Written problem 1
Name every series of convertible preferred stock mentioned in the stock disclosure text.
Written problem 2
Set down, word for word, the part of the stock disclosure text that begins with the words containing "As of September 30, 2015, there were 4,000,000" and ends with "5,000,000 shares issued and outstanding.".

Reading text
As of September 30, 2015, there were 20,000,000 shares of Preferred Stock authorized.

 

As of September 30, 2015, there were 20,000 shares of Series A Convertible Preferred Stock authorized and 0 shares issued and outstanding, due to the conversion of 20,000 shares of Series A into 20,000 shares of common stock.

 

As of September 30, 2015, there were 30,000 shares of Series B Convertible Preferred Stock authorized and 6,666 shares issued and outstanding.

 

As of September 30, 2015, there were 4,000,000 shares of Series C Convertible Preferred Stock authorized and 3,337,442 shares issued and outstanding.

 

As of September 30, 2015, there were 5,000,000 shares of Series D Convertible Preferred Stock authorized and 5,000,000 shares issued and outstanding.

 

As of September 30, 2015, there were 8,746,000 shares of Series E Convertible Preferred Stock authorized and 8,711,000 shares issued and outstanding, due to the conversion of 35,000 shares of Series E into 350,000 shares of common stock.

 

Common Stock

 

As of September 30, 2015, there were 200,000,000 shares of Common Stock authorized and 11,568,172 shares issued and outstanding.

 

On February 19, 2015, the Company filed with the Secretary of State of the State of Nevada a Certificate of Designation for the Series E Convertible Preferred Stock, setting forth the rights, powers, and preferences of the Series E Convertible Preferred Stock.  Pursuant to the Series E Certificate of Designation, the Company designated 8,746,000 shares of its blank check preferred stock as Series E Convertible Preferred Stock. Each share of Series E Convertible Preferred Stock has a stated value equal to its par value of $0.0001 per share.  In the event of a liquidation, dissolution or winding up of the Company, the holder of the Series E Convertible Preferred Stock would have preferential payment and distribution rights over any other class or series of capital stock that provide for Series E Convertible Preferred Stock’s preferential payment and over our common stock. The Series E Convertible Preferred is convertible into ten (10) shares of the Company’s common stock. Each share of Series E Convertible Preferred Stock entitles the holder to vote on all matters voted on by holders of common stock as a single class. With respect to any such vote, each share of Series E Convertible Preferred Stock entitles the holder to cast ten (10) votes per share of Series E Convertible Preferred Stock owned at the time of such vote, subject to the 4.99% beneficial ownership limitation.

Element and region listings

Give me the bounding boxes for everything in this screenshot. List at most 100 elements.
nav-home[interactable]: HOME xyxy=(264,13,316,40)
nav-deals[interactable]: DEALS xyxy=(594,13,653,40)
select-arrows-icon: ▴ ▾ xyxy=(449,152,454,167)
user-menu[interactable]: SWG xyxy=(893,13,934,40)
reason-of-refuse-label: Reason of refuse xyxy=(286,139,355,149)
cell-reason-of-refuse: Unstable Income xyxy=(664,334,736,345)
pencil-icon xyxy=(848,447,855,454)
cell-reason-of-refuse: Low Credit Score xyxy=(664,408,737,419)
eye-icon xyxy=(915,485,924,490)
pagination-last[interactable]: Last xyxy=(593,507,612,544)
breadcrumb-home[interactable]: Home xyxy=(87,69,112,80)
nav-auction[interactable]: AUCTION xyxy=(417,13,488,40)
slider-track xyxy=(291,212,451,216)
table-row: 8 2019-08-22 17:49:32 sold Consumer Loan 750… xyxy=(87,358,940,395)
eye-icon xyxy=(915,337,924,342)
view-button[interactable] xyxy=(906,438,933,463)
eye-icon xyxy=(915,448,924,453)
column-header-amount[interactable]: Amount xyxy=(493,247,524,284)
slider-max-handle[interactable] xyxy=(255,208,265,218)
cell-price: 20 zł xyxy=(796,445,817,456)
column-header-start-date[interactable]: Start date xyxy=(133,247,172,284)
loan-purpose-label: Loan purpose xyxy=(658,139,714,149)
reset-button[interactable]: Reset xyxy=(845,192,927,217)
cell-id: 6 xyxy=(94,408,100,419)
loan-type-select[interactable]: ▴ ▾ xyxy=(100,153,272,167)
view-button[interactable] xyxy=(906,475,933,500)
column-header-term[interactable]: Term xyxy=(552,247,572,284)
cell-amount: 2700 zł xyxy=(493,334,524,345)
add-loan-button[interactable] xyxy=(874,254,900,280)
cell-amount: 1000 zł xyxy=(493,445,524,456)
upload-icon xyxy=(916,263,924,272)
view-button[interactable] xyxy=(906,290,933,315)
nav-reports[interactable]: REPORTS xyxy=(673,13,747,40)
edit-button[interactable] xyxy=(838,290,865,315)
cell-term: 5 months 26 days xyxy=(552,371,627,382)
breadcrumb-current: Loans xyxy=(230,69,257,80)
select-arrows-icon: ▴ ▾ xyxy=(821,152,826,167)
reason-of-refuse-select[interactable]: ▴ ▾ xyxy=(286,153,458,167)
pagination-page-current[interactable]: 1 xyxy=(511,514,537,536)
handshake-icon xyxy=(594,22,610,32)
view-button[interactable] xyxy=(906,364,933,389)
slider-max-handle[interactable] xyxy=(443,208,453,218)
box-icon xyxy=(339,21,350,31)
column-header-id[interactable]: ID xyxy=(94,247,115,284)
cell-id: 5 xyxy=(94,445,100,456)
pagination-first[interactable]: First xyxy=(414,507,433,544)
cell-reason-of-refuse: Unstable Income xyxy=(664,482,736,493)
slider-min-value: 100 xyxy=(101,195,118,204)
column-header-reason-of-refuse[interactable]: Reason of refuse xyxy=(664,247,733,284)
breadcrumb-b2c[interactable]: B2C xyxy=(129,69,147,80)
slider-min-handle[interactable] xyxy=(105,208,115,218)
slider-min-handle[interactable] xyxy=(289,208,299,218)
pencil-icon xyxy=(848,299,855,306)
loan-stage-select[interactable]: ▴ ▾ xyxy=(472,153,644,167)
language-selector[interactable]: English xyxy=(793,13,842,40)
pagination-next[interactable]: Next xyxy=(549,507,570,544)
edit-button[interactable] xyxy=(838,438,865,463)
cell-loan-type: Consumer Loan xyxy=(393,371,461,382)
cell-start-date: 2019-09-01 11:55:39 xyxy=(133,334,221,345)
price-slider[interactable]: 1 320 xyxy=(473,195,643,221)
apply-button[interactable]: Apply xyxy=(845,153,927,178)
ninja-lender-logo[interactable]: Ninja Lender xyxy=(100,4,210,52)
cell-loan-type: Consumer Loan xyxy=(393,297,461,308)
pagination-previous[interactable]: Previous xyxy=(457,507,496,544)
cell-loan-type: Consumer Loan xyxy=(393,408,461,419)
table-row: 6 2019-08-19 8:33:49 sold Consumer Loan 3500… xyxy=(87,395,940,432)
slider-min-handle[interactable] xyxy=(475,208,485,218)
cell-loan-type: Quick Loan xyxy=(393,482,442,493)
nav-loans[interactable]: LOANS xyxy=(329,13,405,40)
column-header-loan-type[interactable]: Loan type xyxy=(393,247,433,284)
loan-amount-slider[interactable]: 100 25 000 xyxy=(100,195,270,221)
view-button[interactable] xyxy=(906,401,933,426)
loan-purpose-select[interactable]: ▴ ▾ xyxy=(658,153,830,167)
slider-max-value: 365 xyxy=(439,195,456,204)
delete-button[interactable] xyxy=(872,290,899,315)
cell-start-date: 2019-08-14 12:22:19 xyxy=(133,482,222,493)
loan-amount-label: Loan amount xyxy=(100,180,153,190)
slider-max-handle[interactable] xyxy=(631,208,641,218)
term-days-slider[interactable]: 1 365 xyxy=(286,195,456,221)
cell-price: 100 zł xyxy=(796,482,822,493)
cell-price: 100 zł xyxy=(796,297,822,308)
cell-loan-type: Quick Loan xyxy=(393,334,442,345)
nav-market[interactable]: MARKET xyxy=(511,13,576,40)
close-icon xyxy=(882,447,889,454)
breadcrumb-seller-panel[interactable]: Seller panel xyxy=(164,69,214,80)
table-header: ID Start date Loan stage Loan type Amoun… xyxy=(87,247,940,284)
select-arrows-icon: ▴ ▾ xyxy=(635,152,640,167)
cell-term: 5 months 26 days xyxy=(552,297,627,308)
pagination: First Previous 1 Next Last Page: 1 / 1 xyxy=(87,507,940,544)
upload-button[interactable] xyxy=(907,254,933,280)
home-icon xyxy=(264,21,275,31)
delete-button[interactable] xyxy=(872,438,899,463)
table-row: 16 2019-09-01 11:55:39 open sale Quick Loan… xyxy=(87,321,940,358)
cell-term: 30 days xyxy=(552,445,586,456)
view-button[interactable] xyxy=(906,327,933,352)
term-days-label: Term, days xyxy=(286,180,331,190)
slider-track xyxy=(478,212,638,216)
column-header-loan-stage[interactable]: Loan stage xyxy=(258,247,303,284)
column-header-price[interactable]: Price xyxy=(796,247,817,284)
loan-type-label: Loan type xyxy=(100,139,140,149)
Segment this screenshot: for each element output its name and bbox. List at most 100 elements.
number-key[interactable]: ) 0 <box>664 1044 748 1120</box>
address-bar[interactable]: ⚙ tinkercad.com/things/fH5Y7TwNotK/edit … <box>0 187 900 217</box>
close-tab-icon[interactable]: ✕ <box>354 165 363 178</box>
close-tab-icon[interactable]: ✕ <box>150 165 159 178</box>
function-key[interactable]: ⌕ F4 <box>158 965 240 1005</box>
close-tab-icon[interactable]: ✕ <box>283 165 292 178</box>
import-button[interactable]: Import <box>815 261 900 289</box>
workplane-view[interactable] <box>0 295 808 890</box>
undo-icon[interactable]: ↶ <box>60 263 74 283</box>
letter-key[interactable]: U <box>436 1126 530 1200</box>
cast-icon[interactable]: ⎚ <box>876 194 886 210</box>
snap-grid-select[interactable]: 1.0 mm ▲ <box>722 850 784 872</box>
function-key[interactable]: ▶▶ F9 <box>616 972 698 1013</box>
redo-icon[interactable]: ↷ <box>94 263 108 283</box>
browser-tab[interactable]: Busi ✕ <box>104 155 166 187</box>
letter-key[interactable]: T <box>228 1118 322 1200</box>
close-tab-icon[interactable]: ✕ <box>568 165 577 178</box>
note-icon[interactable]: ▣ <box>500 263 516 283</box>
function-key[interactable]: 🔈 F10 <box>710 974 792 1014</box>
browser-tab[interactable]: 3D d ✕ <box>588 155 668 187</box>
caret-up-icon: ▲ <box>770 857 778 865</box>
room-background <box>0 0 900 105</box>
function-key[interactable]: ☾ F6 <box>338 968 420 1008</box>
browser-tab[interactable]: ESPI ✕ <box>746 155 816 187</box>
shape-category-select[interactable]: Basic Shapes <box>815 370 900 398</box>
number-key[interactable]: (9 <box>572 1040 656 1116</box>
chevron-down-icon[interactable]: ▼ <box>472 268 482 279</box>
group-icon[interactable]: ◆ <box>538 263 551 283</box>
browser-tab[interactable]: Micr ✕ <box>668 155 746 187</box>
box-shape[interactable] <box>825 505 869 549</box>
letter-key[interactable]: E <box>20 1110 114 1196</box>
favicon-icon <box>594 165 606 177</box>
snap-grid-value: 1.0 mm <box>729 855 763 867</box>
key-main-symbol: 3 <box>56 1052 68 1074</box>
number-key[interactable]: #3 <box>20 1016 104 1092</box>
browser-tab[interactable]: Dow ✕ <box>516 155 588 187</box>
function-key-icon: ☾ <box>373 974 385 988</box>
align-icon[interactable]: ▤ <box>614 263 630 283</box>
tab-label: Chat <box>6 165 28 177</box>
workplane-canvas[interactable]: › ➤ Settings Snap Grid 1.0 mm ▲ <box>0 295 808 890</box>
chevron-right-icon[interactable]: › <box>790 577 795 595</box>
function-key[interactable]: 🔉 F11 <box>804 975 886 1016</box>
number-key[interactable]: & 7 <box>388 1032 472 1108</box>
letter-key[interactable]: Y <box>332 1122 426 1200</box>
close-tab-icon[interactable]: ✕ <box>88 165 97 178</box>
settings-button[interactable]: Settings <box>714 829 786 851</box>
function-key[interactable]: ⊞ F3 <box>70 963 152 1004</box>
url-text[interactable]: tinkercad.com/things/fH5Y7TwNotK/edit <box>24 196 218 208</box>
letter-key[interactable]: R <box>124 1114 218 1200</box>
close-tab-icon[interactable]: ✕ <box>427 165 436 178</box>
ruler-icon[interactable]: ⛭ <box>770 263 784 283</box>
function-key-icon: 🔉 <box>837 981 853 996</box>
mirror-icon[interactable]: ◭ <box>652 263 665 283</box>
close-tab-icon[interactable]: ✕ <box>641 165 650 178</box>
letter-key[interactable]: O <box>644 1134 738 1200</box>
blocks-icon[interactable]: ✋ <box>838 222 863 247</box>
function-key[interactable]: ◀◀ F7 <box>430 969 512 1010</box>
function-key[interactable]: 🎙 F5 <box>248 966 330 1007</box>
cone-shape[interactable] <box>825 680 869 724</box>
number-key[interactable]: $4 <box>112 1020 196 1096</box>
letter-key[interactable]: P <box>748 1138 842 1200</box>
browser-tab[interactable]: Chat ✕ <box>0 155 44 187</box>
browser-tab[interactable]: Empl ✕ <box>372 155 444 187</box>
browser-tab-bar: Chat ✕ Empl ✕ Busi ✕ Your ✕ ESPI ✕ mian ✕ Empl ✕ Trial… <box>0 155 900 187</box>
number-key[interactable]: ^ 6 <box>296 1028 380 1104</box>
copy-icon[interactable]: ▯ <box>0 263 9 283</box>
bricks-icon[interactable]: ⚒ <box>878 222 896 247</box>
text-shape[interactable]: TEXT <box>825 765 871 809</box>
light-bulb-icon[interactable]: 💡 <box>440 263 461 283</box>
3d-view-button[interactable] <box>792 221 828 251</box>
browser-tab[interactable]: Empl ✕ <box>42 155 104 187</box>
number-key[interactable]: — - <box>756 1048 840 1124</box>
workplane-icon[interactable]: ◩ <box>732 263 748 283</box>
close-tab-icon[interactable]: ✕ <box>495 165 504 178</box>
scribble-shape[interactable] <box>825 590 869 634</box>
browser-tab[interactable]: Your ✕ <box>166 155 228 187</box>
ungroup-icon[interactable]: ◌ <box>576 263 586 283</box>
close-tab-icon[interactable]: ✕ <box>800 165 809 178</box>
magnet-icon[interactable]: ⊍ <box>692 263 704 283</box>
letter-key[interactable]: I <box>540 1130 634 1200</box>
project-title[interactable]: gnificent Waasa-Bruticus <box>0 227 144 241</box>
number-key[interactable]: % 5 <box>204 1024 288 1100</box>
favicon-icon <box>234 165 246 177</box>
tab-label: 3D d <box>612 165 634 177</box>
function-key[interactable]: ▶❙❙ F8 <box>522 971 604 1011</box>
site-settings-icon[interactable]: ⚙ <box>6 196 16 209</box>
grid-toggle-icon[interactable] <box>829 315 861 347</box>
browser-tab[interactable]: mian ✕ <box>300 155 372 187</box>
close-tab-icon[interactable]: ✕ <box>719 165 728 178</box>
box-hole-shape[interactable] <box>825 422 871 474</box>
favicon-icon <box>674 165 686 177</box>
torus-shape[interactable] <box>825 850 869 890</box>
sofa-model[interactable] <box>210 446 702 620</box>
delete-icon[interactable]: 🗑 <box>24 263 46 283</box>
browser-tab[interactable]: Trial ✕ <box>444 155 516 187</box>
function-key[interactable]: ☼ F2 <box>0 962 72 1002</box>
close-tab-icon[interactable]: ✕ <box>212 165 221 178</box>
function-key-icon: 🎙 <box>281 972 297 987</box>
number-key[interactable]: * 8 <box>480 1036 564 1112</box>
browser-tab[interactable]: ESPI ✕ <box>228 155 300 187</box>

Final answer 1
Series A Convertible Preferred Stock, Series B Convertible Preferred Stock, Series C Convertible Preferred Stock, Series D Convertible Preferred Stock, Series E Convertible Preferred Stock

Final answer 2
As of September 30, 2015, there were 4,000,000 shares of Series C Convertible Preferred Stock authorized and 3,337,442 shares issued and outstanding.

 

As of September 30, 2015, there were 5,000,000 shares of Series D Convertible Preferred Stock authorized and 5,000,000 shares issued and outstanding.